* _REQUIRED WORK_: Quote the entries word for word. Omit the pictures.

* _GIVEN RECORDS_:

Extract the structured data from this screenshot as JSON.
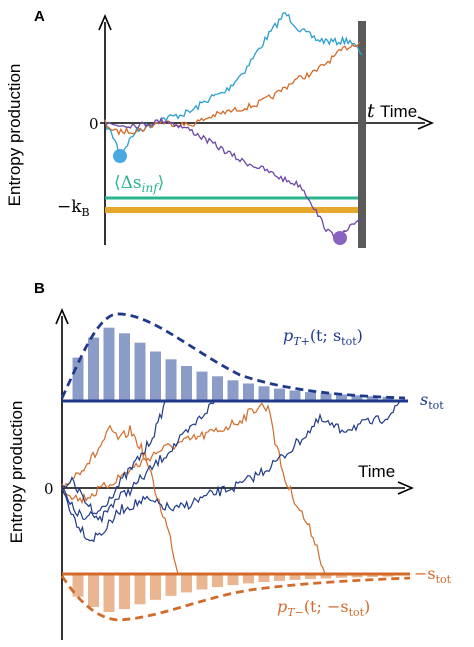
{
  "panel_a": {
    "letter": "A",
    "ylabel": "Entropy production",
    "xlabel": "Time",
    "zero_label": "0",
    "kb_label": "−k",
    "kb_sub": "B",
    "t_label": "t",
    "delta_label": "⟨Δs",
    "delta_sub": "inf",
    "delta_close": "⟩",
    "colors": {
      "cyan": "#2a9fd0",
      "orange": "#d26b2a",
      "purple": "#6b48a6",
      "green": "#2bb38f",
      "gold": "#e5a82b",
      "bar": "#5a5a5a"
    }
  },
  "panel_b": {
    "letter": "B",
    "ylabel": "Entropy production",
    "xlabel": "Time",
    "zero_label": "0",
    "ptop_p": "p",
    "ptop_sub": "T+",
    "ptop_arg": "(t; s",
    "ptop_argsub": "tot",
    "ptop_close": ")",
    "pbot_p": "p",
    "pbot_sub": "T−",
    "pbot_arg": "(t; −s",
    "pbot_argsub": "tot",
    "pbot_close": ")",
    "stot_top": "s",
    "stot_top_sub": "tot",
    "stot_bot": "−s",
    "stot_bot_sub": "tot",
    "colors": {
      "navy": "#1f3a8a",
      "bluebar": "#8c9cc8",
      "orange": "#d26b2a",
      "orangebar": "#eab591"
    }
  }
}
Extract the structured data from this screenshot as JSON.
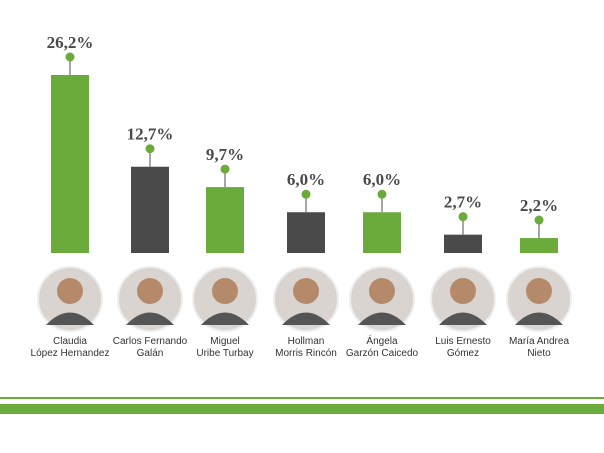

* _CORRECT RESPONSE_:
Extract the structured data from this screenshot as JSON.
{
  "panel_a": {
    "letter": "A",
    "ylabel": "Entropy production",
    "xlabel": "Time",
    "zero_label": "0",
    "kb_label": "−k",
    "kb_sub": "B",
    "t_label": "t",
    "delta_label": "⟨Δs",
    "delta_sub": "inf",
    "delta_close": "⟩",
    "colors": {
      "cyan": "#2a9fd0",
      "orange": "#d26b2a",
      "purple": "#6b48a6",
      "green": "#2bb38f",
      "gold": "#e5a82b",
      "bar": "#5a5a5a"
    }
  },
  "panel_b": {
    "letter": "B",
    "ylabel": "Entropy production",
    "xlabel": "Time",
    "zero_label": "0",
    "ptop_p": "p",
    "ptop_sub": "T+",
    "ptop_arg": "(t; s",
    "ptop_argsub": "tot",
    "ptop_close": ")",
    "pbot_p": "p",
    "pbot_sub": "T−",
    "pbot_arg": "(t; −s",
    "pbot_argsub": "tot",
    "pbot_close": ")",
    "stot_top": "s",
    "stot_top_sub": "tot",
    "stot_bot": "−s",
    "stot_bot_sub": "tot",
    "colors": {
      "navy": "#1f3a8a",
      "bluebar": "#8c9cc8",
      "orange": "#d26b2a",
      "orangebar": "#eab591"
    }
  }
}
Extract the structured data from this screenshot as JSON.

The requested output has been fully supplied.